** start of Data records **

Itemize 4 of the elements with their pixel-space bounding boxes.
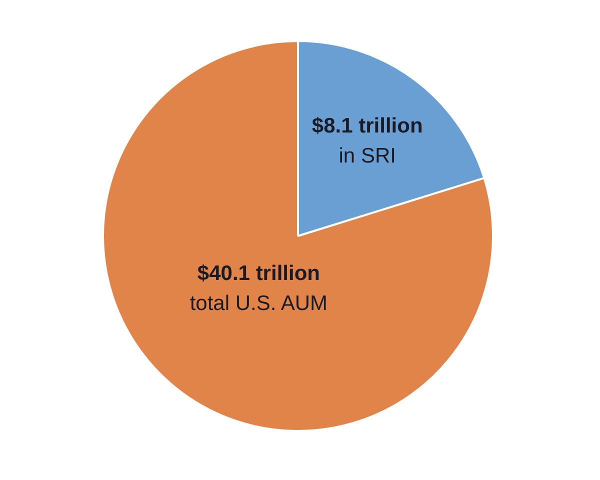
- slice-label: total U.S. AUM: [190, 292, 328, 316]
- data-label: $8.1 trillion: [312, 114, 423, 138]
- text: $40.1 trillion: [197, 262, 320, 286]
- slice-label: in SRI: [338, 144, 396, 168]
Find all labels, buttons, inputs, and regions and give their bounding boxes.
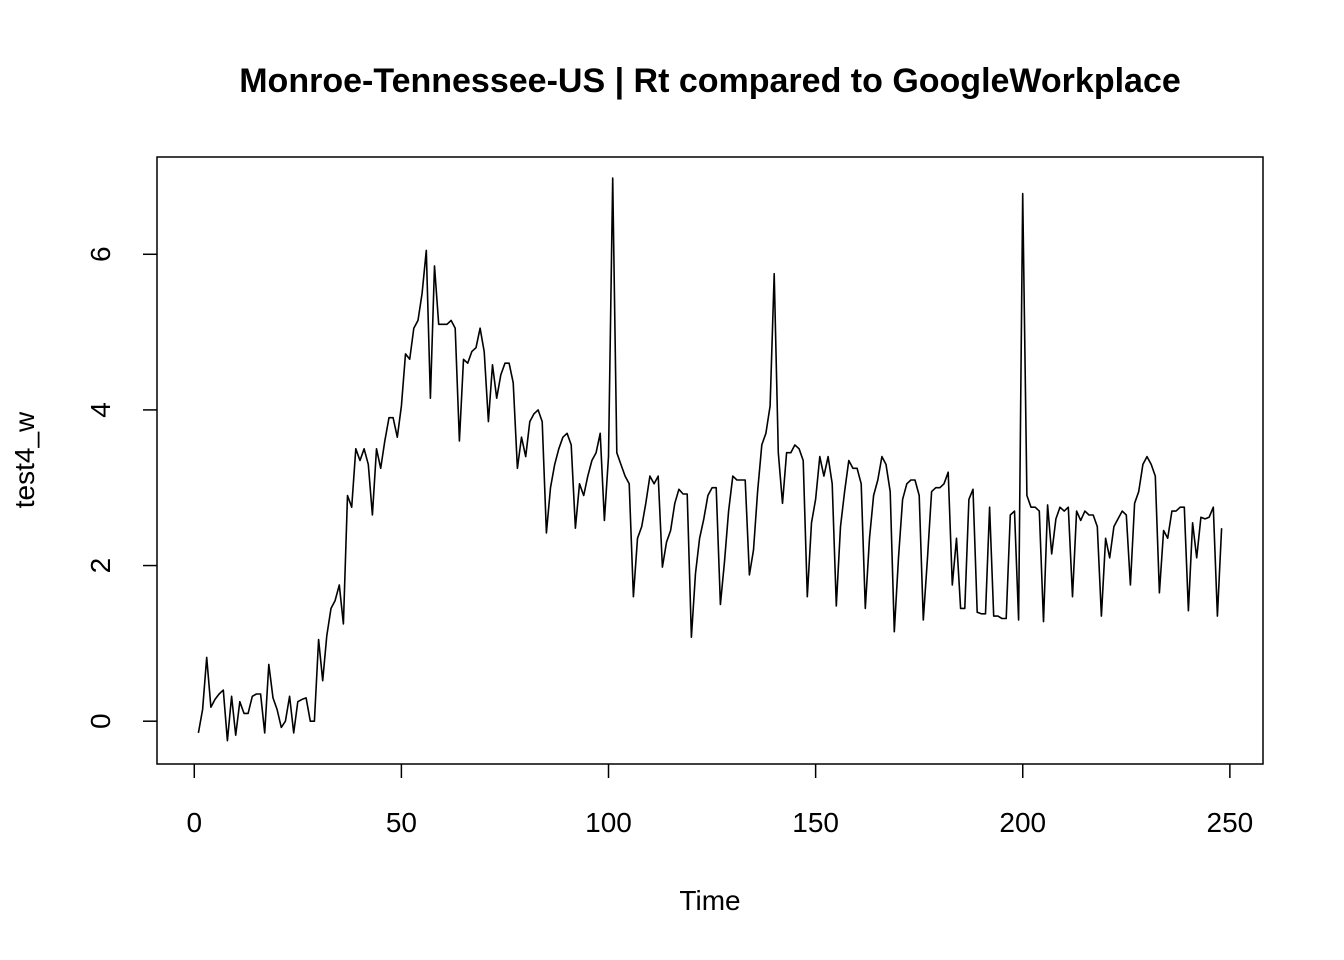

** end of Data records **

Given problem: Retype every line of the items above word for word, leaving out the pictures.

Solution to the exercise:
Itemize 4 of the elements with their pixel-space bounding boxes.
- slice-label: total U.S. AUM: [190, 292, 328, 316]
- data-label: $8.1 trillion: [312, 114, 423, 138]
- text: $40.1 trillion: [197, 262, 320, 286]
- slice-label: in SRI: [338, 144, 396, 168]
Find all labels, buttons, inputs, and regions and give their bounding boxes.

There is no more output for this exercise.